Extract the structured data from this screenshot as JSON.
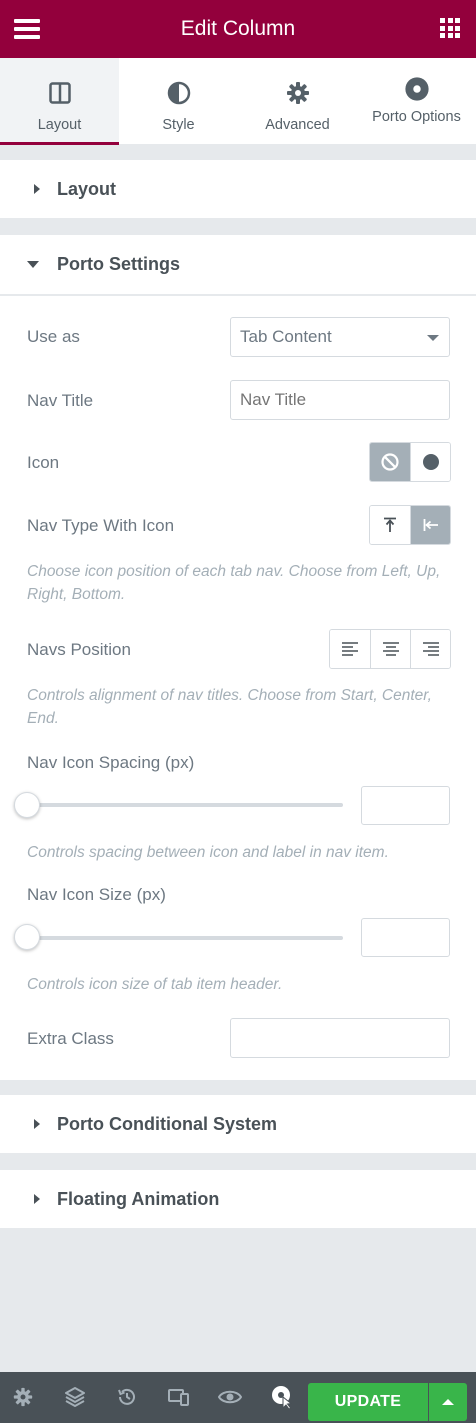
{
  "header": {
    "title": "Edit Column"
  },
  "tabs": [
    {
      "label": "Layout",
      "icon": "columns-icon",
      "active": true
    },
    {
      "label": "Style",
      "icon": "half-circle-icon",
      "active": false
    },
    {
      "label": "Advanced",
      "icon": "gear-icon",
      "active": false
    },
    {
      "label": "Porto Options",
      "icon": "target-icon",
      "active": false
    }
  ],
  "sections": {
    "layout": "Layout",
    "porto_settings": "Porto Settings",
    "conditional": "Porto Conditional System",
    "floating": "Floating Animation"
  },
  "fields": {
    "use_as": {
      "label": "Use as",
      "value": "Tab Content"
    },
    "nav_title": {
      "label": "Nav Title",
      "placeholder": "Nav Title"
    },
    "icon": {
      "label": "Icon"
    },
    "nav_type": {
      "label": "Nav Type With Icon",
      "description": "Choose icon position of each tab nav. Choose from Left, Up, Right, Bottom."
    },
    "navs_position": {
      "label": "Navs Position",
      "description": "Controls alignment of nav titles. Choose from Start, Center, End."
    },
    "nav_icon_spacing": {
      "label": "Nav Icon Spacing (px)",
      "description": "Controls spacing between icon and label in nav item.",
      "value": 0
    },
    "nav_icon_size": {
      "label": "Nav Icon Size (px)",
      "description": "Controls icon size of tab item header.",
      "value": 0
    },
    "extra_class": {
      "label": "Extra Class",
      "value": ""
    }
  },
  "footer": {
    "update_label": "UPDATE"
  },
  "colors": {
    "brand": "#93003c",
    "update": "#39b54a",
    "footer": "#495157"
  }
}
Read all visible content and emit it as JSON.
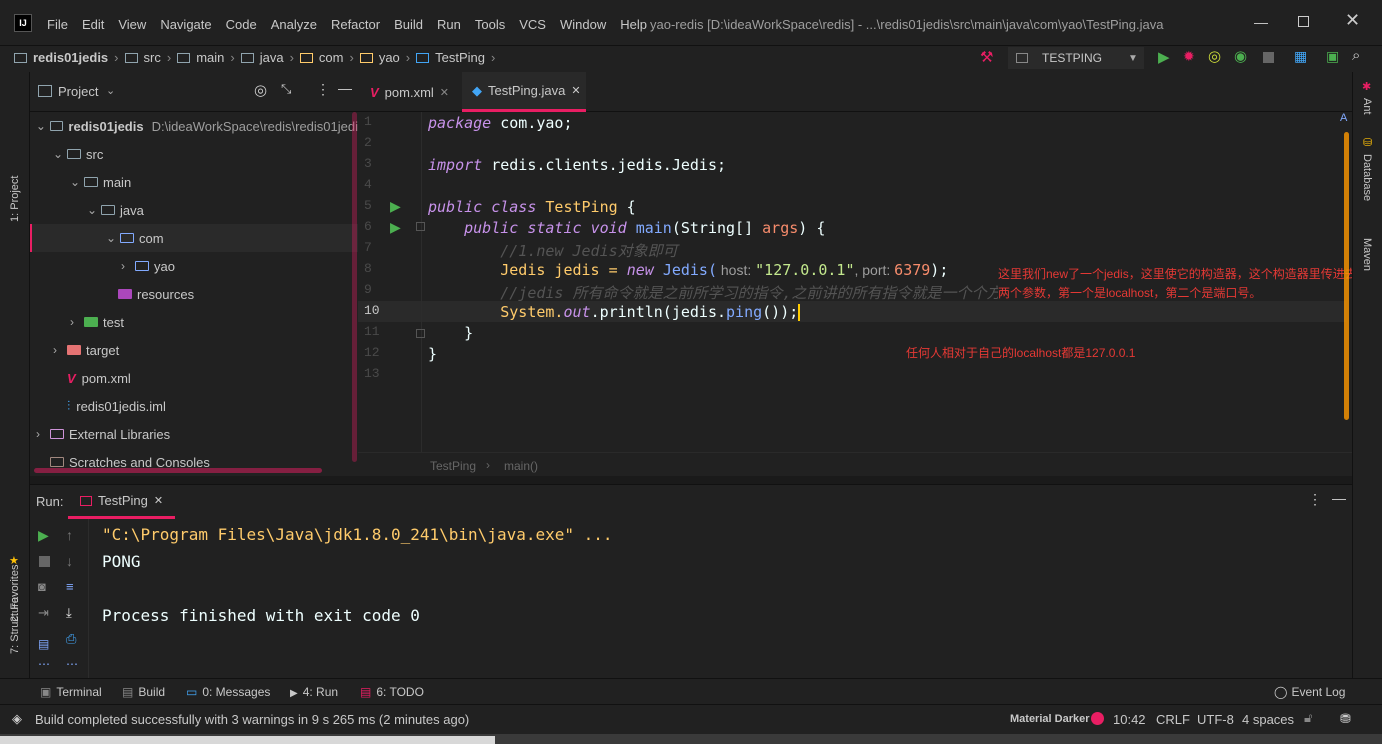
{
  "window": {
    "title": "yao-redis [D:\\ideaWorkSpace\\redis] - ...\\redis01jedis\\src\\main\\java\\com\\yao\\TestPing.java"
  },
  "menu": [
    "File",
    "Edit",
    "View",
    "Navigate",
    "Code",
    "Analyze",
    "Refactor",
    "Build",
    "Run",
    "Tools",
    "VCS",
    "Window",
    "Help"
  ],
  "breadcrumb": [
    "redis01jedis",
    "src",
    "main",
    "java",
    "com",
    "yao",
    "TestPing"
  ],
  "run_config": "TESTPING",
  "project_panel": {
    "title": "Project",
    "tree": [
      {
        "label": "redis01jedis",
        "extra": "D:\\ideaWorkSpace\\redis\\redis01jedi",
        "depth": 0,
        "arrow": "⌄"
      },
      {
        "label": "src",
        "depth": 1,
        "arrow": "⌄"
      },
      {
        "label": "main",
        "depth": 2,
        "arrow": "⌄"
      },
      {
        "label": "java",
        "depth": 3,
        "arrow": "⌄"
      },
      {
        "label": "com",
        "depth": 4,
        "arrow": "⌄"
      },
      {
        "label": "yao",
        "depth": 5,
        "arrow": "›"
      },
      {
        "label": "resources",
        "depth": 4,
        "arrow": ""
      },
      {
        "label": "test",
        "depth": 2,
        "arrow": "›"
      },
      {
        "label": "target",
        "depth": 1,
        "arrow": "›"
      },
      {
        "label": "pom.xml",
        "depth": 1,
        "arrow": ""
      },
      {
        "label": "redis01jedis.iml",
        "depth": 1,
        "arrow": ""
      },
      {
        "label": "External Libraries",
        "depth": 0,
        "arrow": "›"
      },
      {
        "label": "Scratches and Consoles",
        "depth": 0,
        "arrow": ""
      }
    ]
  },
  "editor": {
    "tabs": [
      "pom.xml",
      "TestPing.java"
    ],
    "lines": [
      "1",
      "2",
      "3",
      "4",
      "5",
      "6",
      "7",
      "8",
      "9",
      "10",
      "11",
      "12",
      "13"
    ],
    "code": {
      "l1_kw": "package",
      "l1_rest": " com.yao;",
      "l3_kw": "import",
      "l3_rest": " redis.clients.jedis.Jedis;",
      "l5_a": "public",
      "l5_b": "class",
      "l5_c": "TestPing",
      "l5_d": " {",
      "l6_a": "public",
      "l6_b": "static",
      "l6_c": "void",
      "l6_d": "main",
      "l6_e": "(String[] ",
      "l6_f": "args",
      "l6_g": ") {",
      "l7": "//1.new Jedis对象即可",
      "l8_a": "Jedis jedis = ",
      "l8_b": "new",
      "l8_c": "Jedis(",
      "l8_d": " host: ",
      "l8_e": "\"127.0.0.1\"",
      "l8_f": ", port: ",
      "l8_g": "6379",
      "l8_h": ");",
      "l9": "//jedis 所有命令就是之前所学习的指令,之前讲的所有指令就是一个个方法,",
      "l10_a": "System.",
      "l10_b": "out",
      "l10_c": ".println(jedis.",
      "l10_d": "ping",
      "l10_e": "());",
      "l11": "}",
      "l12": "}"
    },
    "footer_crumb": [
      "TestPing",
      "main()"
    ],
    "annotations": [
      "这里我们new了一个jedis，这里使它的构造器，这个构造器里传进去的",
      "两个参数，第一个是localhost，第二个是端口号。",
      "任何人相对于自己的localhost都是127.0.0.1"
    ]
  },
  "run_panel": {
    "label": "Run:",
    "tab": "TestPing",
    "output": [
      "\"C:\\Program Files\\Java\\jdk1.8.0_241\\bin\\java.exe\" ...",
      "PONG",
      "",
      "Process finished with exit code 0"
    ]
  },
  "bottom_tabs": [
    "Terminal",
    "Build",
    "0: Messages",
    "4: Run",
    "6: TODO"
  ],
  "event_log": "Event Log",
  "left_strip": [
    "1: Project",
    "2: Favorites",
    "7: Structure"
  ],
  "right_strip": [
    "Ant",
    "Database",
    "Maven"
  ],
  "status": {
    "message": "Build completed successfully with 3 warnings in 9 s 265 ms (2 minutes ago)",
    "theme": "Material Darker",
    "position": "10:42",
    "line_sep": "CRLF",
    "encoding": "UTF-8",
    "indent": "4 spaces"
  },
  "colors": {
    "accent": "#e91e63",
    "run_green": "#4caf50"
  }
}
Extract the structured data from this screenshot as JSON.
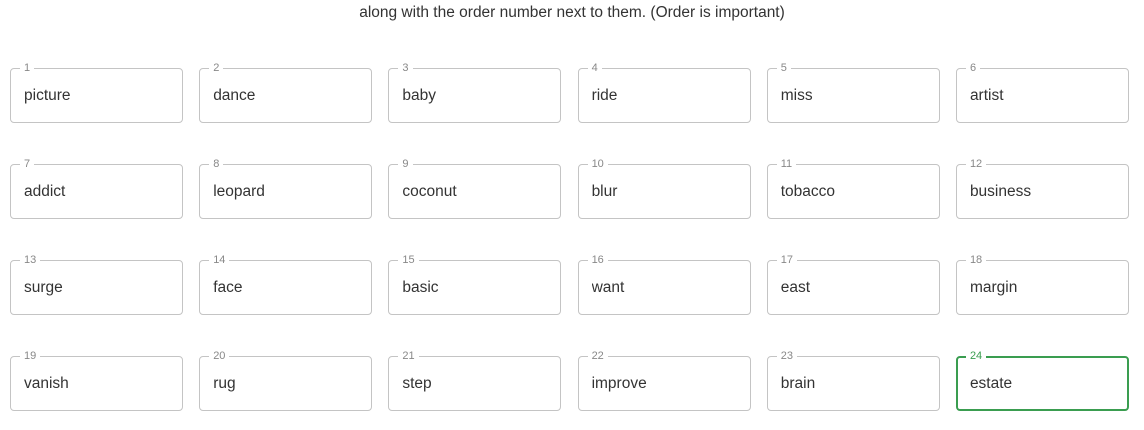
{
  "instruction": "along with the order number next to them. (Order is important)",
  "accent_color": "#3a9d50",
  "active_index": 23,
  "words": [
    {
      "n": "1",
      "word": "picture"
    },
    {
      "n": "2",
      "word": "dance"
    },
    {
      "n": "3",
      "word": "baby"
    },
    {
      "n": "4",
      "word": "ride"
    },
    {
      "n": "5",
      "word": "miss"
    },
    {
      "n": "6",
      "word": "artist"
    },
    {
      "n": "7",
      "word": "addict"
    },
    {
      "n": "8",
      "word": "leopard"
    },
    {
      "n": "9",
      "word": "coconut"
    },
    {
      "n": "10",
      "word": "blur"
    },
    {
      "n": "11",
      "word": "tobacco"
    },
    {
      "n": "12",
      "word": "business"
    },
    {
      "n": "13",
      "word": "surge"
    },
    {
      "n": "14",
      "word": "face"
    },
    {
      "n": "15",
      "word": "basic"
    },
    {
      "n": "16",
      "word": "want"
    },
    {
      "n": "17",
      "word": "east"
    },
    {
      "n": "18",
      "word": "margin"
    },
    {
      "n": "19",
      "word": "vanish"
    },
    {
      "n": "20",
      "word": "rug"
    },
    {
      "n": "21",
      "word": "step"
    },
    {
      "n": "22",
      "word": "improve"
    },
    {
      "n": "23",
      "word": "brain"
    },
    {
      "n": "24",
      "word": "estate"
    }
  ]
}
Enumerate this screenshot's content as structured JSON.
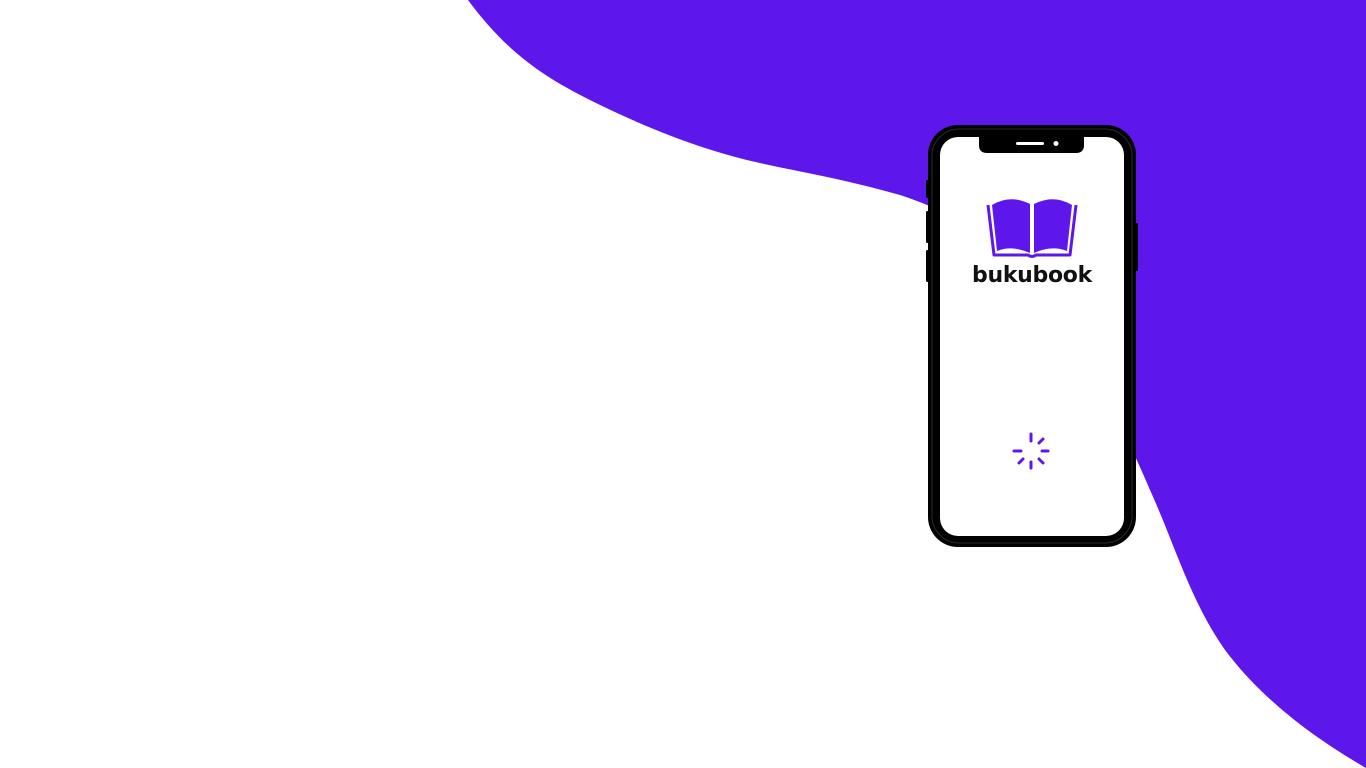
{
  "app": {
    "name": "bukubook"
  },
  "colors": {
    "brand": "#5e17eb",
    "phone_frame": "#000000",
    "screen": "#ffffff",
    "text": "#111111"
  },
  "icons": {
    "logo": "open-book-icon",
    "loading": "loading-spinner-icon"
  }
}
══════════════════════════════
Task objective
Copy each line holding the word "java" from the listing above.

Exercise response
    "title": "yao-redis [D:\\ideaWorkSpace\\redis] - ...\\redis01jedis\\src\\main\\java\\com\\yao\\TestPing.java"
    "java",
        "label": "java",
      "TestPing.java"
      "\"C:\\Program Files\\Java\\jdk1.8.0_241\\bin\\java.exe\" ...",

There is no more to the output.